• **Task instructions**
Nothing belongs in the answer except the lines of the material that include "Mail".

• **Material provided**
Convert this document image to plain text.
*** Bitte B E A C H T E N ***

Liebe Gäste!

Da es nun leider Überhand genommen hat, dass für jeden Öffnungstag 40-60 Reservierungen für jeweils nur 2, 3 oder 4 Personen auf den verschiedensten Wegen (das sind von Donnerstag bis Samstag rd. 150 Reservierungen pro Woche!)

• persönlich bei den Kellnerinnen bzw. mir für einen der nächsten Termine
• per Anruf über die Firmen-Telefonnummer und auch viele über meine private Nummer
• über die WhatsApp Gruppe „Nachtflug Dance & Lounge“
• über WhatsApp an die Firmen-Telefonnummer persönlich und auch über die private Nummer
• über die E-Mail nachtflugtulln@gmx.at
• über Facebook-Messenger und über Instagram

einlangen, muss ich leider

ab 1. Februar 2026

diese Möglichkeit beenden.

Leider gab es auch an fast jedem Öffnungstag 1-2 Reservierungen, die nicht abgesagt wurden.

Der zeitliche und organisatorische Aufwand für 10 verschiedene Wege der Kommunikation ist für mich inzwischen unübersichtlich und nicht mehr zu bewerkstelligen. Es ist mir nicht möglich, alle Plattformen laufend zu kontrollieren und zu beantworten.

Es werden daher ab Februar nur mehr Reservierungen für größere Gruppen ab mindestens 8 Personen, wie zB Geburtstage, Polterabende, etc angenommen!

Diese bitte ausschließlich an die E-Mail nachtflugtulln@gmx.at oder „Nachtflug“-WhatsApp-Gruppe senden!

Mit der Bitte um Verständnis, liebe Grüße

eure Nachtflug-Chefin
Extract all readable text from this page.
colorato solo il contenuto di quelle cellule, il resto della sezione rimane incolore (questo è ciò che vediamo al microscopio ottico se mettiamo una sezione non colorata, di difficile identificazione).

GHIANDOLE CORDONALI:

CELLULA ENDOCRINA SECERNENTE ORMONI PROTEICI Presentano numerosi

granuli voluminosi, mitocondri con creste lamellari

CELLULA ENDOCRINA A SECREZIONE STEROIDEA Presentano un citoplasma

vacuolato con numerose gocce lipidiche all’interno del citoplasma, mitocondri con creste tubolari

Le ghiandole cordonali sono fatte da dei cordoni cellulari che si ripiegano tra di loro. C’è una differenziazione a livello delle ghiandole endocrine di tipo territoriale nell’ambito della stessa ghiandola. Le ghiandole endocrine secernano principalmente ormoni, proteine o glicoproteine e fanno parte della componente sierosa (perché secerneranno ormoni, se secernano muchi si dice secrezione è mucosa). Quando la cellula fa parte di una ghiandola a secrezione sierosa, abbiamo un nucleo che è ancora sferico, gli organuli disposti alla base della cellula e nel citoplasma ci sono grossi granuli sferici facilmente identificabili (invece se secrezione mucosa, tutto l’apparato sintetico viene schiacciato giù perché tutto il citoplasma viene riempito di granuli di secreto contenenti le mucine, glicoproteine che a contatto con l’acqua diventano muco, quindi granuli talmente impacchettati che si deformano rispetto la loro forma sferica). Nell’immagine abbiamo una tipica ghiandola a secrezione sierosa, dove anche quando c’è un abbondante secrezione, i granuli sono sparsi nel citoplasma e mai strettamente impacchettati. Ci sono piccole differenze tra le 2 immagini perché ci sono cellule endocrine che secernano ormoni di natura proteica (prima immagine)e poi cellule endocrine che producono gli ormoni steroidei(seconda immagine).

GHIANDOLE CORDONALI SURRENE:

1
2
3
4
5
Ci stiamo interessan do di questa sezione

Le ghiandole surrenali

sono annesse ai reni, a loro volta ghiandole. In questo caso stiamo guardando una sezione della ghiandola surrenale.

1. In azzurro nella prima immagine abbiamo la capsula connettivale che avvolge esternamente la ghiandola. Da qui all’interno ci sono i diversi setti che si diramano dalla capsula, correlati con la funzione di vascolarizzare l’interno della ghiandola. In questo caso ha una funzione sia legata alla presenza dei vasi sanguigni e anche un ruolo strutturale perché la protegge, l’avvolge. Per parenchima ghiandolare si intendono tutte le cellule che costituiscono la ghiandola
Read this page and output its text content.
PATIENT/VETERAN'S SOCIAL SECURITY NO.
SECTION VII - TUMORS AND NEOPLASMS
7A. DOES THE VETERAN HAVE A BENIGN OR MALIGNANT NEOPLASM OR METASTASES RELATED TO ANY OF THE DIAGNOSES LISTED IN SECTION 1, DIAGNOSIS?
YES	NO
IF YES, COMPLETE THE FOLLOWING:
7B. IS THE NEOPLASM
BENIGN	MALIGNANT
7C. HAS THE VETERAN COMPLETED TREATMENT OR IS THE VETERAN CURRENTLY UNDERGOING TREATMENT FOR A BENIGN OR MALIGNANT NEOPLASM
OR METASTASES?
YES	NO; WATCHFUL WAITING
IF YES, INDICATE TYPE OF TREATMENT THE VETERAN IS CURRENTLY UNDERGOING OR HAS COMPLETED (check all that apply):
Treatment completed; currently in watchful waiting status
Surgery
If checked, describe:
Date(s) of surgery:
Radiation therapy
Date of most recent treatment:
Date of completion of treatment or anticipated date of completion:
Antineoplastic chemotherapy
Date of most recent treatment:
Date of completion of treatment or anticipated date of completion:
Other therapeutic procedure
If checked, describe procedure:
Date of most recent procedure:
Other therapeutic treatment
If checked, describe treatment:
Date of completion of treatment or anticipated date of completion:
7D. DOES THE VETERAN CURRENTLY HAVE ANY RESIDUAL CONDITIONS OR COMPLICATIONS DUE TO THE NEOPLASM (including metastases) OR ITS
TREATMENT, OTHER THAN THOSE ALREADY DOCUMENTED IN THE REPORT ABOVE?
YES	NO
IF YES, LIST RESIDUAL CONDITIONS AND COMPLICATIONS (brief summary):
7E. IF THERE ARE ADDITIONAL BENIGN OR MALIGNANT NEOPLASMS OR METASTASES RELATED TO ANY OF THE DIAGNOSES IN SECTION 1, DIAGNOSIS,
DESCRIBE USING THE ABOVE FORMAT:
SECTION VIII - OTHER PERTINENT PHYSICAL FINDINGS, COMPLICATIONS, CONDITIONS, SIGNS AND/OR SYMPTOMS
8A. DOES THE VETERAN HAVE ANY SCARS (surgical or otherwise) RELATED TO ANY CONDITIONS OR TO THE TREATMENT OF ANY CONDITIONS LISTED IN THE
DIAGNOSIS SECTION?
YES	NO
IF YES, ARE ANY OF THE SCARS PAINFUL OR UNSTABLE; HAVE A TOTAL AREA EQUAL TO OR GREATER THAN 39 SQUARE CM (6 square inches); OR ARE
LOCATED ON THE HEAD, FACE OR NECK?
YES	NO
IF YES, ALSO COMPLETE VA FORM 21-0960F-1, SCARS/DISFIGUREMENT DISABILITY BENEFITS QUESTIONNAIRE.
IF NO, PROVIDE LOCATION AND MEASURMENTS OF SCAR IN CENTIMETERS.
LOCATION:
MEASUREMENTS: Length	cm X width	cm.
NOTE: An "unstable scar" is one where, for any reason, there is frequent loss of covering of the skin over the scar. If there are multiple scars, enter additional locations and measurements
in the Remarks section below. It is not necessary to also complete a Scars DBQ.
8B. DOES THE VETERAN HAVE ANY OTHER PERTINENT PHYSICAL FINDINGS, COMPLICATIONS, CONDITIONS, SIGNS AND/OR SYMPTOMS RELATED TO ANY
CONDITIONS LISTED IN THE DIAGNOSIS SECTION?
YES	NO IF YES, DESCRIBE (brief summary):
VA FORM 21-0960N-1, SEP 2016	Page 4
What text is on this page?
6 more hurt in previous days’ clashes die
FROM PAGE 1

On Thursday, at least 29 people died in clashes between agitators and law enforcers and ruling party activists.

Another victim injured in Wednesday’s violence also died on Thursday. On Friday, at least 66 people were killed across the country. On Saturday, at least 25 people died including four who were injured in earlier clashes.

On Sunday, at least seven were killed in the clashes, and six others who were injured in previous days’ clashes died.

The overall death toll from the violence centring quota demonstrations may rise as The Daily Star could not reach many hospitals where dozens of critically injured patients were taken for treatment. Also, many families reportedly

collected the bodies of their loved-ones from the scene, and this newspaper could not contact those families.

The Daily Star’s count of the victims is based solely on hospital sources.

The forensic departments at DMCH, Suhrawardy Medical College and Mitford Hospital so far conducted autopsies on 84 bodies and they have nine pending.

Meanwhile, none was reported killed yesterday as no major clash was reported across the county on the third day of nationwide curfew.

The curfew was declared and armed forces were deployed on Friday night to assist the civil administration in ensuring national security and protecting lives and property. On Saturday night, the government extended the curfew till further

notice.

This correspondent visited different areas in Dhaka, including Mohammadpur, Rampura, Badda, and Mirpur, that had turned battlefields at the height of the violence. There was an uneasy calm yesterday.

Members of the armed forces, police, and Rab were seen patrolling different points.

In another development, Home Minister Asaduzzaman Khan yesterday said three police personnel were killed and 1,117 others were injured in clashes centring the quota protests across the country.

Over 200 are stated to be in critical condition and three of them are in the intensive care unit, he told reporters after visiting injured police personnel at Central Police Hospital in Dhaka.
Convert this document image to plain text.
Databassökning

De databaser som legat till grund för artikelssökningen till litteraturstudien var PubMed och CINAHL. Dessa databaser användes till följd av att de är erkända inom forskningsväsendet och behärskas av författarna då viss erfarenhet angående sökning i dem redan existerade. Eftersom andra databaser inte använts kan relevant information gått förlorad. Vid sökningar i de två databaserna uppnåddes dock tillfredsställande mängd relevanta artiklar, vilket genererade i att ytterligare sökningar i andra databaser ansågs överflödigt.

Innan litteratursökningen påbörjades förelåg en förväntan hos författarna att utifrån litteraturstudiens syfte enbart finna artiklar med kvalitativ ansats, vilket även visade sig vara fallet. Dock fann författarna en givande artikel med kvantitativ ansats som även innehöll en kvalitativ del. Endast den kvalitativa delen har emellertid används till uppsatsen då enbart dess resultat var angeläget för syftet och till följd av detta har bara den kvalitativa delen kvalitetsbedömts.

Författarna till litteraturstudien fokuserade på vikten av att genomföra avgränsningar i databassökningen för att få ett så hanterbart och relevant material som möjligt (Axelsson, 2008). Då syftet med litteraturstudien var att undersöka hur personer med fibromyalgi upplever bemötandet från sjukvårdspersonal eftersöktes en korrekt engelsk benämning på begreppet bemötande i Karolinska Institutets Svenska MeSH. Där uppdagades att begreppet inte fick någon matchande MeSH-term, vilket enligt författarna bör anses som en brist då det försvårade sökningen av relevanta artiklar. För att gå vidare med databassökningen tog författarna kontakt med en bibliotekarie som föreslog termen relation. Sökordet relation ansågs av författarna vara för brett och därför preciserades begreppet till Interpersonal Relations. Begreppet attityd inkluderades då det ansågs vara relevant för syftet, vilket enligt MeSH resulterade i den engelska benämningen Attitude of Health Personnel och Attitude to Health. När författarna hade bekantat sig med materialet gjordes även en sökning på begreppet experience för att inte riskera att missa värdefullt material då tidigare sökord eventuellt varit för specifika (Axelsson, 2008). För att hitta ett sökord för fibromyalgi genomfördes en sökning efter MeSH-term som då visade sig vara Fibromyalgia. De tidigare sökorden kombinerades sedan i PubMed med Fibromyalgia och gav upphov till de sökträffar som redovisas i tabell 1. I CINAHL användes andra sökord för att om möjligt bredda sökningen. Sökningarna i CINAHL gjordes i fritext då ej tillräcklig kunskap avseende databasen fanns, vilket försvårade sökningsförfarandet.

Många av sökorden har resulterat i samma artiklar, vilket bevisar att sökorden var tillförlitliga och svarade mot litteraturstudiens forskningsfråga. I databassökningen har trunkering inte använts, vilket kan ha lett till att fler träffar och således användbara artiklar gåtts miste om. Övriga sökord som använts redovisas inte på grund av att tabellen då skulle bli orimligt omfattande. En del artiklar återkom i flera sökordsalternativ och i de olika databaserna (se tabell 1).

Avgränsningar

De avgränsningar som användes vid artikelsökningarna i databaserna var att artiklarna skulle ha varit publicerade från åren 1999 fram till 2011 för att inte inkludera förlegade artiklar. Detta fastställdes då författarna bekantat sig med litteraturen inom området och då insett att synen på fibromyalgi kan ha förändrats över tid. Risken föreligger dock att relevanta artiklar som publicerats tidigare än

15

• **Answer section**
• über die E-Mail nachtflugtulln@gmx.at
Diese bitte ausschließlich an die E-Mail nachtflugtulln@gmx.at oder „Nachtflug“-WhatsApp-Gruppe senden!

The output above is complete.